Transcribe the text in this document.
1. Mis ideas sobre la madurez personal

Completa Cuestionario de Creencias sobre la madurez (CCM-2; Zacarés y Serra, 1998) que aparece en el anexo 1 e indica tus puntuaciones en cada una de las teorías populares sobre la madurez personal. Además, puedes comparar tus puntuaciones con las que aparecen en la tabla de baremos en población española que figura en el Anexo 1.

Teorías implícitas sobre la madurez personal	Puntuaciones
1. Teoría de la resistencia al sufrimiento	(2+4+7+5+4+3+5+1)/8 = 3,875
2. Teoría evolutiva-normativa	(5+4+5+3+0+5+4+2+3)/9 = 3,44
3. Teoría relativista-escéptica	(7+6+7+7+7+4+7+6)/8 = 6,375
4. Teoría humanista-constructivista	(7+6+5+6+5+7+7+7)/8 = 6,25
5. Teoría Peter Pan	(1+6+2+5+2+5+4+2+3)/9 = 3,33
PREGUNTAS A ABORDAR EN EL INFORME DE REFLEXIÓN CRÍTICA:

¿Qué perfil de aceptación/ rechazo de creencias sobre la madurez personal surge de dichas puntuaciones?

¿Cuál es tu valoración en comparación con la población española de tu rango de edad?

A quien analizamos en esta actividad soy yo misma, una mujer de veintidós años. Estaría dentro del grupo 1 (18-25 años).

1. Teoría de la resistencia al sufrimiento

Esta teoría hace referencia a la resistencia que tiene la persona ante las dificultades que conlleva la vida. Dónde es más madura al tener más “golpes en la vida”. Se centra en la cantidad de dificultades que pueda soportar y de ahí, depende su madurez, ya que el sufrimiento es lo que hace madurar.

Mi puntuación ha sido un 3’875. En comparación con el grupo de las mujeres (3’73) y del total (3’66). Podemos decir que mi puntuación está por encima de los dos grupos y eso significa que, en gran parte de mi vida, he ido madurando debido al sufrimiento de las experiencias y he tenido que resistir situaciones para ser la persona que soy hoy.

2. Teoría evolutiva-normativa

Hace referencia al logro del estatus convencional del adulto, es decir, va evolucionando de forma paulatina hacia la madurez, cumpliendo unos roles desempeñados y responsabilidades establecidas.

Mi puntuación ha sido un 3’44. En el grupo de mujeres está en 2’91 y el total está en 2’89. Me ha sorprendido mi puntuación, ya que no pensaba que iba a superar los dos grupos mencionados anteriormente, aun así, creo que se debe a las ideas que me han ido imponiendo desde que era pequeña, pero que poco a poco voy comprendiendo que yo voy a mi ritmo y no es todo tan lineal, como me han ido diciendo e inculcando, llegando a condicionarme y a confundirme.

----

**AIM OF THE EXERCISE**
Go through the entries and return each line where the word "madurez" appears.

**RESPONSE TO THE EXERCISE**
1. Mis ideas sobre la madurez personal
Completa Cuestionario de Creencias sobre la madurez (CCM-2; Zacarés y Serra, 1998) que aparece en el anexo 1 e indica tus puntuaciones en cada una de las teorías populares sobre la madurez personal. Además, puedes comparar tus puntuaciones con las que aparecen en la tabla de baremos en población española que figura en el Anexo 1.
Teorías implícitas sobre la madurez personal	Puntuaciones
¿Qué perfil de aceptación/ rechazo de creencias sobre la madurez personal surge de dichas puntuaciones?
Esta teoría hace referencia a la resistencia que tiene la persona ante las dificultades que conlleva la vida. Dónde es más madura al tener más “golpes en la vida”. Se centra en la cantidad de dificultades que pueda soportar y de ahí, depende su madurez, ya que el sufrimiento es lo que hace madurar.
Hace referencia al logro del estatus convencional del adulto, es decir, va evolucionando de forma paulatina hacia la madurez, cumpliendo unos roles desempeñados y responsabilidades establecidas.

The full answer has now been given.